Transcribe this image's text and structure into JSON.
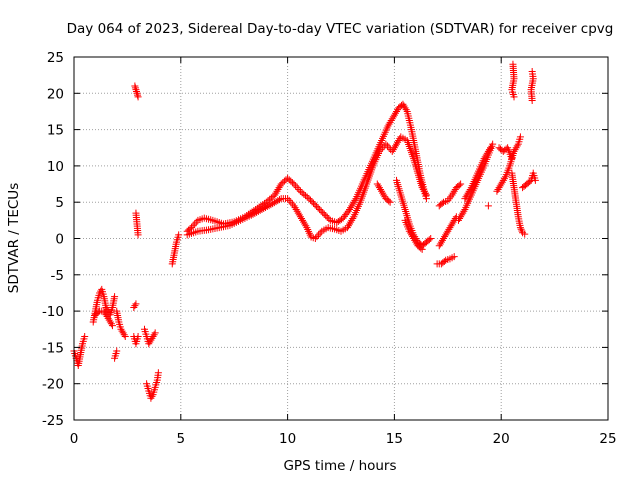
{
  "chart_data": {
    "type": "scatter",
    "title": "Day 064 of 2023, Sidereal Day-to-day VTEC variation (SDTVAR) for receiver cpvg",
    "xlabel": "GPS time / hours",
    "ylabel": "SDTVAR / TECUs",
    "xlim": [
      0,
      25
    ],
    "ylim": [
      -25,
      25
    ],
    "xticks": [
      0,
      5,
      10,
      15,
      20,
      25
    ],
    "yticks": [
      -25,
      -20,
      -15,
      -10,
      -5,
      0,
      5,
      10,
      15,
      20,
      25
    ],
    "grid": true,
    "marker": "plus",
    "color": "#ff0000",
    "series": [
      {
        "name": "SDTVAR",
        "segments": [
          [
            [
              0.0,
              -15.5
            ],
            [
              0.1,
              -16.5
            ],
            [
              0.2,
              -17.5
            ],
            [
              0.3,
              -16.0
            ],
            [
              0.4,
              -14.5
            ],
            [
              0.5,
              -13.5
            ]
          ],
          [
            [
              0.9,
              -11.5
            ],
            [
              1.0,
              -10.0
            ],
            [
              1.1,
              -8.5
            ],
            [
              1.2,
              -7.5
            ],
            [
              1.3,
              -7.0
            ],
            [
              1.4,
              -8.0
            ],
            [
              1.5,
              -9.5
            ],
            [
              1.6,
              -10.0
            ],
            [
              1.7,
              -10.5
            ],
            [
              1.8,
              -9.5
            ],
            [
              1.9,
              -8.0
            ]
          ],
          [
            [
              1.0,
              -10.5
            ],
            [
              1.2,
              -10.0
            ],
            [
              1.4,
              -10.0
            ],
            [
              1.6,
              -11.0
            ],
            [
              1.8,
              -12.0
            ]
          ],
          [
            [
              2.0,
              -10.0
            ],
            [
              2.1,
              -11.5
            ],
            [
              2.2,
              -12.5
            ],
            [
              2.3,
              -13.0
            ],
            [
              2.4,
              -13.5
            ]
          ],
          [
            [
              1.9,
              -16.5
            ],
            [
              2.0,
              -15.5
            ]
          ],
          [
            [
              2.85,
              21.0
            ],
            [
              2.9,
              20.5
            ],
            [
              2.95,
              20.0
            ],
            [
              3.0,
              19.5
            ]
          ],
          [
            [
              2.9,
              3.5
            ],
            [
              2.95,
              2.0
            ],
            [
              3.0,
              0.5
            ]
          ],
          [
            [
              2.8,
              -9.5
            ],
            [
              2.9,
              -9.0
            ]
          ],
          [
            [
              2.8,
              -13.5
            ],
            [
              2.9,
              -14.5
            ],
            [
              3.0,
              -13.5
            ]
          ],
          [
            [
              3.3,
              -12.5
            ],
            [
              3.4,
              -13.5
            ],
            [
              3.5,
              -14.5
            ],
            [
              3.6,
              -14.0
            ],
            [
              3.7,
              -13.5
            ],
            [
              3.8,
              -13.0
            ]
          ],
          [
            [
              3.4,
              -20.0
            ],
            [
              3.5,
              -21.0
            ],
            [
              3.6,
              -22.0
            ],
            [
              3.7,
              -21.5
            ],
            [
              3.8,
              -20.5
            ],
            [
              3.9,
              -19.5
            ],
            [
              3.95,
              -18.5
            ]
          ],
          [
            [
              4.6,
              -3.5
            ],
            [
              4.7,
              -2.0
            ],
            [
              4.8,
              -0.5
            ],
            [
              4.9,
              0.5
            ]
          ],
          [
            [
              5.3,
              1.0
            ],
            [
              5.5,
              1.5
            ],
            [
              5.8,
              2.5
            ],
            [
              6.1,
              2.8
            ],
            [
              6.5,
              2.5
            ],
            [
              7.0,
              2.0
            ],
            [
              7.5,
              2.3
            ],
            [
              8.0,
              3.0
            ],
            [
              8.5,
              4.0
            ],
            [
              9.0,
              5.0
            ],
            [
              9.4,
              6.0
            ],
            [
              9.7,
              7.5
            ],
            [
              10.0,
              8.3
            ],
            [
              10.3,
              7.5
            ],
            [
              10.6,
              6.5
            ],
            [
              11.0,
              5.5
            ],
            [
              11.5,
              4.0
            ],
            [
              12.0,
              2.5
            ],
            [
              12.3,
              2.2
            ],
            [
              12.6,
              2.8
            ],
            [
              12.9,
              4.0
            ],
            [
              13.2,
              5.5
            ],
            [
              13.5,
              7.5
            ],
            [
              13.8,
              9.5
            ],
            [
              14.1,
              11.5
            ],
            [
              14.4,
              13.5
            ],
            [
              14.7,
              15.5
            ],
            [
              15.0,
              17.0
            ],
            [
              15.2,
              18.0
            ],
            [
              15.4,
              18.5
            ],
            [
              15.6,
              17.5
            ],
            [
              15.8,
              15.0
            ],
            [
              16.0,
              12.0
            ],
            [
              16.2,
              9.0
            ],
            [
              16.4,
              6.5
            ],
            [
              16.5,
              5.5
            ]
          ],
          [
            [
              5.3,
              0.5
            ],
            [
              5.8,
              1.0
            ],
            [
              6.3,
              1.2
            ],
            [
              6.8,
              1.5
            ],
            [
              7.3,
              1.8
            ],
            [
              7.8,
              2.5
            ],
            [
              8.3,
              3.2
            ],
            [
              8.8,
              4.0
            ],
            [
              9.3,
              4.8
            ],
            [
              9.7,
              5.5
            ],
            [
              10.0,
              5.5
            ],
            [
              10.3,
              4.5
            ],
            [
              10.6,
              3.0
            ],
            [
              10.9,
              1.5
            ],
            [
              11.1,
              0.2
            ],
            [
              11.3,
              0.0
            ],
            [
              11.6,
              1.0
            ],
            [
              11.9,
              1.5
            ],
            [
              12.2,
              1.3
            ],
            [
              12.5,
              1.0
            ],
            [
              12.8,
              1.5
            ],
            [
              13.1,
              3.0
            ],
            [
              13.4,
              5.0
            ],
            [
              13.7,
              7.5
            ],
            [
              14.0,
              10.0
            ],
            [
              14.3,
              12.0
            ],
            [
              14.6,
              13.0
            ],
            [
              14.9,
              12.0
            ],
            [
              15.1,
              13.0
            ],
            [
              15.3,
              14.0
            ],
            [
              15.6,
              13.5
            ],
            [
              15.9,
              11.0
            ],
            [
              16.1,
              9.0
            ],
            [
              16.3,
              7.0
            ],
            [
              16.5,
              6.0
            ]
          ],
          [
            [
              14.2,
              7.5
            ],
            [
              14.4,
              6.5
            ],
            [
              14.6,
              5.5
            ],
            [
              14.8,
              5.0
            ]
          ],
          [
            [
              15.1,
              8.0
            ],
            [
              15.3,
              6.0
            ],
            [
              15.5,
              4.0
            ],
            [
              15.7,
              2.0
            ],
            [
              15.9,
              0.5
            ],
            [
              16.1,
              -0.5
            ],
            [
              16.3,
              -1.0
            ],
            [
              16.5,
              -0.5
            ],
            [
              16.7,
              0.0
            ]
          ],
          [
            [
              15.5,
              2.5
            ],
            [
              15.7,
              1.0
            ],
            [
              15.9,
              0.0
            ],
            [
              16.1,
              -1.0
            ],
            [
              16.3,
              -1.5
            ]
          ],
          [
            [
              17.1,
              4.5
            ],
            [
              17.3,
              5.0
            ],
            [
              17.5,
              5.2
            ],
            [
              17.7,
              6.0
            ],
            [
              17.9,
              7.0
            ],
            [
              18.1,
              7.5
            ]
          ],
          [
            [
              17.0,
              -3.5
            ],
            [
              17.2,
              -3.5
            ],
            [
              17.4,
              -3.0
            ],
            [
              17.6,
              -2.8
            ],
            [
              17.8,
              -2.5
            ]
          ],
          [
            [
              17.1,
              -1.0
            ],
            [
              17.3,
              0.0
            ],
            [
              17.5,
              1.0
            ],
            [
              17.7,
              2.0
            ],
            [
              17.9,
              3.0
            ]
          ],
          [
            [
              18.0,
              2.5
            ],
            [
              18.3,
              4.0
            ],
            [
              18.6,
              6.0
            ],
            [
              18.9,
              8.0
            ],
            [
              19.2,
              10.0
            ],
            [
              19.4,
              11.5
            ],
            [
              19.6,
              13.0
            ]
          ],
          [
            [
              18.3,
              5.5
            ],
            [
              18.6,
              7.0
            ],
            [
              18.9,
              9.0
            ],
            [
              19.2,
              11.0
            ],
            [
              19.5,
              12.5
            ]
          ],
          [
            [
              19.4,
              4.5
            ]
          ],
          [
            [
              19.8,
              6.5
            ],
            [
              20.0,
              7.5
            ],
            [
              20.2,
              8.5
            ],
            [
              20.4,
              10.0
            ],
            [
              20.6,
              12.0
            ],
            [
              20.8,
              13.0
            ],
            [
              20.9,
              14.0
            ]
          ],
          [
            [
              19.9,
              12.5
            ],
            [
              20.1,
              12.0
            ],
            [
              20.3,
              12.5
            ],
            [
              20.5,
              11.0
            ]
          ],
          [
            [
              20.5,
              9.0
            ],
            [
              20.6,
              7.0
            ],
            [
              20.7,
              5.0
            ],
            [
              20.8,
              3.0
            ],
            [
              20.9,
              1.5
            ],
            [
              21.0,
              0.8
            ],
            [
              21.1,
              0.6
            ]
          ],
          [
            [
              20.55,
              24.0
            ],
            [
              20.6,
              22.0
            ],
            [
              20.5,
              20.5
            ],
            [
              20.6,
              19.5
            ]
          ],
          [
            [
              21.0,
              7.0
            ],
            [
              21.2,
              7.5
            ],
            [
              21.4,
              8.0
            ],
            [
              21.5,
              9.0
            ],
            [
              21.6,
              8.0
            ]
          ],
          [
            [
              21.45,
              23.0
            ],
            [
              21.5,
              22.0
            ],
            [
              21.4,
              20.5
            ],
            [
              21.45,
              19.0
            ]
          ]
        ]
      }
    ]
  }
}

» **What you will do**: Locate all lines in the listing above with the word "SDTVAR". Copy them.

» **Reply to the exercise**:
    "title": "Day 064 of 2023, Sidereal Day-to-day VTEC variation (SDTVAR) for receiver cpvg",
    "ylabel": "SDTVAR / TECUs",
        "name": "SDTVAR",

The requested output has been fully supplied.